[Extracted data entries]

####

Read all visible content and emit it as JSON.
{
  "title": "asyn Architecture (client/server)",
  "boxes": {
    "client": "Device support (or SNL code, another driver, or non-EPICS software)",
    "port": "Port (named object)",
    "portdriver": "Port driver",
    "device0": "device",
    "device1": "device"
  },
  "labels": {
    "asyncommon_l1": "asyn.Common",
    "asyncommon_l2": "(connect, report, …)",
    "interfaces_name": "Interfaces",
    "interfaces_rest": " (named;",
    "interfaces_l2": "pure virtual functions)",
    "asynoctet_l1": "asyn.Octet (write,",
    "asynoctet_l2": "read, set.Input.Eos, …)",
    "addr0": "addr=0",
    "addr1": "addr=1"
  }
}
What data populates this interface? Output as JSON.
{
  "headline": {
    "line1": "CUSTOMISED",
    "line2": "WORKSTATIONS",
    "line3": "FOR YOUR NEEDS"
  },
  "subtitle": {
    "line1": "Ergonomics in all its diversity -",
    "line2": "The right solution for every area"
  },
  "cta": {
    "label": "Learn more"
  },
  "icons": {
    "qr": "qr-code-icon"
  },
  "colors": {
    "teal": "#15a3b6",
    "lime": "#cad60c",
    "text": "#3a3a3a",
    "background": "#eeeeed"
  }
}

####

### EXERCISE DIRECTIONS
Copy every line from the records above that contains the word "code".

### SOLUTION FOR THIS TASK
    "client": "Device support (or SNL code, another driver, or non-EPICS software)",
    "qr": "qr-code-icon"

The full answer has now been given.